Prompt: Repeat the material in full. Keep every line exactly as it is.

Stored items from a collection:

☆ ☆ ☆ ☆

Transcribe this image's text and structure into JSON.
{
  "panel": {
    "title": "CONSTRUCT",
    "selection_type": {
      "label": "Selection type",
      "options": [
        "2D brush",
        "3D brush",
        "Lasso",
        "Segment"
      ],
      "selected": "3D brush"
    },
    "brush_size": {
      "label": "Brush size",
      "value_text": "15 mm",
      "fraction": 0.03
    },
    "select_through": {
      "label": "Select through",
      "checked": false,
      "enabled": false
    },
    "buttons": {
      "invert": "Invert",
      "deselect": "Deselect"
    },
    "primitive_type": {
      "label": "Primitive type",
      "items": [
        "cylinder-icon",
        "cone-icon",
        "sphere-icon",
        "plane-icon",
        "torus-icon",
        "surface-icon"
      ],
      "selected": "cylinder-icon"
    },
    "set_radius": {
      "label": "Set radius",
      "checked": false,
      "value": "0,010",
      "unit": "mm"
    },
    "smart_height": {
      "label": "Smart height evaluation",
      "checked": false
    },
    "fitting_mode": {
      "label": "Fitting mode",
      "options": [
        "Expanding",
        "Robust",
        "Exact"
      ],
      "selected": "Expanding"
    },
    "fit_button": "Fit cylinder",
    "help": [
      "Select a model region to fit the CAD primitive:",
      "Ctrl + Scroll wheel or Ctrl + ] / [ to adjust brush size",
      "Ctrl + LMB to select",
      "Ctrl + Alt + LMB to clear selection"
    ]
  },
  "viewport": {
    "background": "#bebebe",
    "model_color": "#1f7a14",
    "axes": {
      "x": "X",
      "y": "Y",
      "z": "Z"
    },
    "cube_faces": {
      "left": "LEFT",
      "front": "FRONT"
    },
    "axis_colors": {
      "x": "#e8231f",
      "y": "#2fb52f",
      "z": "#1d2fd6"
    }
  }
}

☆ ☆ ☆ ☆

Output for this exercise:
Transcribe this image's text and structure into JSON.
{
  "panel": {
    "title": "CONSTRUCT",
    "selection_type": {
      "label": "Selection type",
      "options": [
        "2D brush",
        "3D brush",
        "Lasso",
        "Segment"
      ],
      "selected": "3D brush"
    },
    "brush_size": {
      "label": "Brush size",
      "value_text": "15 mm",
      "fraction": 0.03
    },
    "select_through": {
      "label": "Select through",
      "checked": false,
      "enabled": false
    },
    "buttons": {
      "invert": "Invert",
      "deselect": "Deselect"
    },
    "primitive_type": {
      "label": "Primitive type",
      "items": [
        "cylinder-icon",
        "cone-icon",
        "sphere-icon",
        "plane-icon",
        "torus-icon",
        "surface-icon"
      ],
      "selected": "cylinder-icon"
    },
    "set_radius": {
      "label": "Set radius",
      "checked": false,
      "value": "0,010",
      "unit": "mm"
    },
    "smart_height": {
      "label": "Smart height evaluation",
      "checked": false
    },
    "fitting_mode": {
      "label": "Fitting mode",
      "options": [
        "Expanding",
        "Robust",
        "Exact"
      ],
      "selected": "Expanding"
    },
    "fit_button": "Fit cylinder",
    "help": [
      "Select a model region to fit the CAD primitive:",
      "Ctrl + Scroll wheel or Ctrl + ] / [ to adjust brush size",
      "Ctrl + LMB to select",
      "Ctrl + Alt + LMB to clear selection"
    ]
  },
  "viewport": {
    "background": "#bebebe",
    "model_color": "#1f7a14",
    "axes": {
      "x": "X",
      "y": "Y",
      "z": "Z"
    },
    "cube_faces": {
      "left": "LEFT",
      "front": "FRONT"
    },
    "axis_colors": {
      "x": "#e8231f",
      "y": "#2fb52f",
      "z": "#1d2fd6"
    }
  }
}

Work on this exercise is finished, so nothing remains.